Required work.
Pull out every line below that holds the word "capacitors".

The data.
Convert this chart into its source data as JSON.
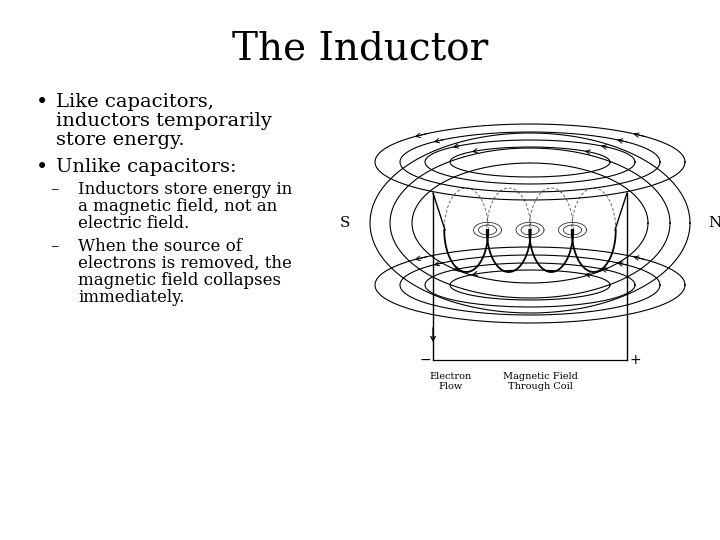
{
  "title": "The Inductor",
  "title_fontsize": 28,
  "title_font": "serif",
  "background_color": "#ffffff",
  "text_color": "#000000",
  "bullet1_line1": "Like capacitors,",
  "bullet1_line2": "inductors temporarily",
  "bullet1_line3": "store energy.",
  "bullet2": "Unlike capacitors:",
  "sub1_line1": "Inductors store energy in",
  "sub1_line2": "a magnetic field, not an",
  "sub1_line3": "electric field.",
  "sub2_line1": "When the source of",
  "sub2_line2": "electrons is removed, the",
  "sub2_line3": "magnetic field collapses",
  "sub2_line4": "immediately.",
  "bullet_fontsize": 14,
  "sub_fontsize": 12,
  "font": "serif",
  "img_label_S": "S",
  "img_label_N": "N",
  "img_label_electron": "Electron\nFlow",
  "img_label_magnetic": "Magnetic Field\nThrough Coil",
  "img_label_plus": "+",
  "img_label_minus": "−"
}
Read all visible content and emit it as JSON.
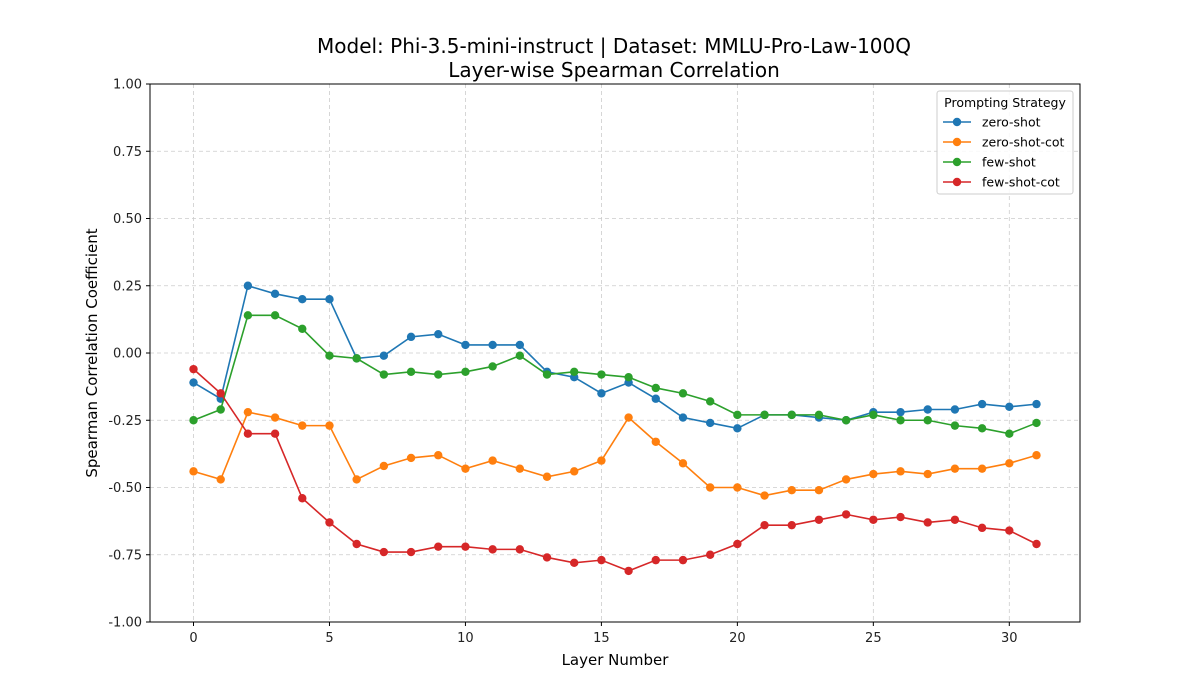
{
  "chart_data": {
    "type": "line",
    "title_line1": "Model: Phi-3.5-mini-instruct | Dataset: MMLU-Pro-Law-100Q",
    "title_line2": "Layer-wise Spearman Correlation",
    "xlabel": "Layer Number",
    "ylabel": "Spearman Correlation Coefficient",
    "xlim": [
      -1.6,
      32.6
    ],
    "ylim": [
      -1.0,
      1.0
    ],
    "xticks": [
      0,
      5,
      10,
      15,
      20,
      25,
      30
    ],
    "yticks": [
      -1.0,
      -0.75,
      -0.5,
      -0.25,
      0.0,
      0.25,
      0.5,
      0.75,
      1.0
    ],
    "ytick_labels": [
      "-1.00",
      "-0.75",
      "-0.50",
      "-0.25",
      "0.00",
      "0.25",
      "0.50",
      "0.75",
      "1.00"
    ],
    "grid": true,
    "legend": {
      "title": "Prompting Strategy",
      "placement": "top-right"
    },
    "x": [
      0,
      1,
      2,
      3,
      4,
      5,
      6,
      7,
      8,
      9,
      10,
      11,
      12,
      13,
      14,
      15,
      16,
      17,
      18,
      19,
      20,
      21,
      22,
      23,
      24,
      25,
      26,
      27,
      28,
      29,
      30,
      31
    ],
    "series": [
      {
        "name": "zero-shot",
        "color": "#1f77b4",
        "values": [
          -0.11,
          -0.17,
          0.25,
          0.22,
          0.2,
          0.2,
          -0.02,
          -0.01,
          0.06,
          0.07,
          0.03,
          0.03,
          0.03,
          -0.07,
          -0.09,
          -0.15,
          -0.11,
          -0.17,
          -0.24,
          -0.26,
          -0.28,
          -0.23,
          -0.23,
          -0.24,
          -0.25,
          -0.22,
          -0.22,
          -0.21,
          -0.21,
          -0.19,
          -0.2,
          -0.19
        ]
      },
      {
        "name": "zero-shot-cot",
        "color": "#ff7f0e",
        "values": [
          -0.44,
          -0.47,
          -0.22,
          -0.24,
          -0.27,
          -0.27,
          -0.47,
          -0.42,
          -0.39,
          -0.38,
          -0.43,
          -0.4,
          -0.43,
          -0.46,
          -0.44,
          -0.4,
          -0.24,
          -0.33,
          -0.41,
          -0.5,
          -0.5,
          -0.53,
          -0.51,
          -0.51,
          -0.47,
          -0.45,
          -0.44,
          -0.45,
          -0.43,
          -0.43,
          -0.41,
          -0.38
        ]
      },
      {
        "name": "few-shot",
        "color": "#2ca02c",
        "values": [
          -0.25,
          -0.21,
          0.14,
          0.14,
          0.09,
          -0.01,
          -0.02,
          -0.08,
          -0.07,
          -0.08,
          -0.07,
          -0.05,
          -0.01,
          -0.08,
          -0.07,
          -0.08,
          -0.09,
          -0.13,
          -0.15,
          -0.18,
          -0.23,
          -0.23,
          -0.23,
          -0.23,
          -0.25,
          -0.23,
          -0.25,
          -0.25,
          -0.27,
          -0.28,
          -0.3,
          -0.26
        ]
      },
      {
        "name": "few-shot-cot",
        "color": "#d62728",
        "values": [
          -0.06,
          -0.15,
          -0.3,
          -0.3,
          -0.54,
          -0.63,
          -0.71,
          -0.74,
          -0.74,
          -0.72,
          -0.72,
          -0.73,
          -0.73,
          -0.76,
          -0.78,
          -0.77,
          -0.81,
          -0.77,
          -0.77,
          -0.75,
          -0.71,
          -0.64,
          -0.64,
          -0.62,
          -0.6,
          -0.62,
          -0.61,
          -0.63,
          -0.62,
          -0.65,
          -0.66,
          -0.71
        ]
      }
    ]
  }
}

The result.
  "bullet1_line1": "Like capacitors,",
  "bullet2": "Unlike capacitors:",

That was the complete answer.